Exercise data:
>> Start
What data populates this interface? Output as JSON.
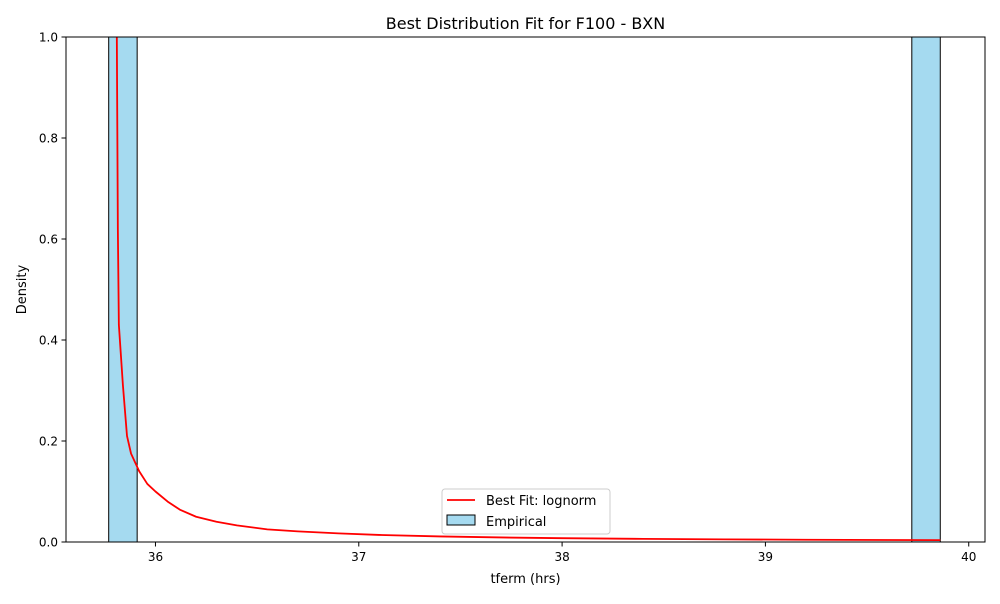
{
  "chart_data": {
    "type": "histogram+line",
    "title": "Best Distribution Fit for F100 - BXN",
    "xlabel": "tferm (hrs)",
    "ylabel": "Density",
    "xlim": [
      35.56,
      40.08
    ],
    "ylim": [
      0,
      1
    ],
    "x_ticks": [
      "36",
      "37",
      "38",
      "39",
      "40"
    ],
    "y_ticks": [
      "0.0",
      "0.2",
      "0.4",
      "0.6",
      "0.8",
      "1.0"
    ],
    "grid": false,
    "legend_position": "lower center",
    "histogram": {
      "name": "Empirical",
      "color": "#87ceeb",
      "edge_color": "#000000",
      "bins": [
        {
          "x0": 35.77,
          "x1": 35.91,
          "density": 3.5
        },
        {
          "x0": 39.72,
          "x1": 39.86,
          "density": 3.5
        }
      ]
    },
    "fit_line": {
      "name": "Best Fit: lognorm",
      "color": "#ff0000",
      "x": [
        35.81,
        35.815,
        35.82,
        35.84,
        35.86,
        35.88,
        35.92,
        35.96,
        36.0,
        36.06,
        36.12,
        36.2,
        36.3,
        36.4,
        36.55,
        36.7,
        36.9,
        37.1,
        37.4,
        37.7,
        38.0,
        38.4,
        38.8,
        39.2,
        39.6,
        39.86
      ],
      "y": [
        1.0,
        0.62,
        0.43,
        0.31,
        0.21,
        0.175,
        0.14,
        0.115,
        0.1,
        0.08,
        0.064,
        0.05,
        0.04,
        0.033,
        0.025,
        0.021,
        0.017,
        0.014,
        0.011,
        0.009,
        0.0075,
        0.0062,
        0.0052,
        0.0045,
        0.004,
        0.0037
      ]
    },
    "legend": [
      {
        "label": "Best Fit: lognorm",
        "kind": "line"
      },
      {
        "label": "Empirical",
        "kind": "patch"
      }
    ]
  }
}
>> End
What needs to be done: Pictures don't belong in the copy. Transcribe every record exactly as it appears.

Response to the exercise:
What data populates this interface? Output as JSON.
{
  "chart_data": {
    "type": "histogram+line",
    "title": "Best Distribution Fit for F100 - BXN",
    "xlabel": "tferm (hrs)",
    "ylabel": "Density",
    "xlim": [
      35.56,
      40.08
    ],
    "ylim": [
      0,
      1
    ],
    "x_ticks": [
      "36",
      "37",
      "38",
      "39",
      "40"
    ],
    "y_ticks": [
      "0.0",
      "0.2",
      "0.4",
      "0.6",
      "0.8",
      "1.0"
    ],
    "grid": false,
    "legend_position": "lower center",
    "histogram": {
      "name": "Empirical",
      "color": "#87ceeb",
      "edge_color": "#000000",
      "bins": [
        {
          "x0": 35.77,
          "x1": 35.91,
          "density": 3.5
        },
        {
          "x0": 39.72,
          "x1": 39.86,
          "density": 3.5
        }
      ]
    },
    "fit_line": {
      "name": "Best Fit: lognorm",
      "color": "#ff0000",
      "x": [
        35.81,
        35.815,
        35.82,
        35.84,
        35.86,
        35.88,
        35.92,
        35.96,
        36.0,
        36.06,
        36.12,
        36.2,
        36.3,
        36.4,
        36.55,
        36.7,
        36.9,
        37.1,
        37.4,
        37.7,
        38.0,
        38.4,
        38.8,
        39.2,
        39.6,
        39.86
      ],
      "y": [
        1.0,
        0.62,
        0.43,
        0.31,
        0.21,
        0.175,
        0.14,
        0.115,
        0.1,
        0.08,
        0.064,
        0.05,
        0.04,
        0.033,
        0.025,
        0.021,
        0.017,
        0.014,
        0.011,
        0.009,
        0.0075,
        0.0062,
        0.0052,
        0.0045,
        0.004,
        0.0037
      ]
    },
    "legend": [
      {
        "label": "Best Fit: lognorm",
        "kind": "line"
      },
      {
        "label": "Empirical",
        "kind": "patch"
      }
    ]
  }
}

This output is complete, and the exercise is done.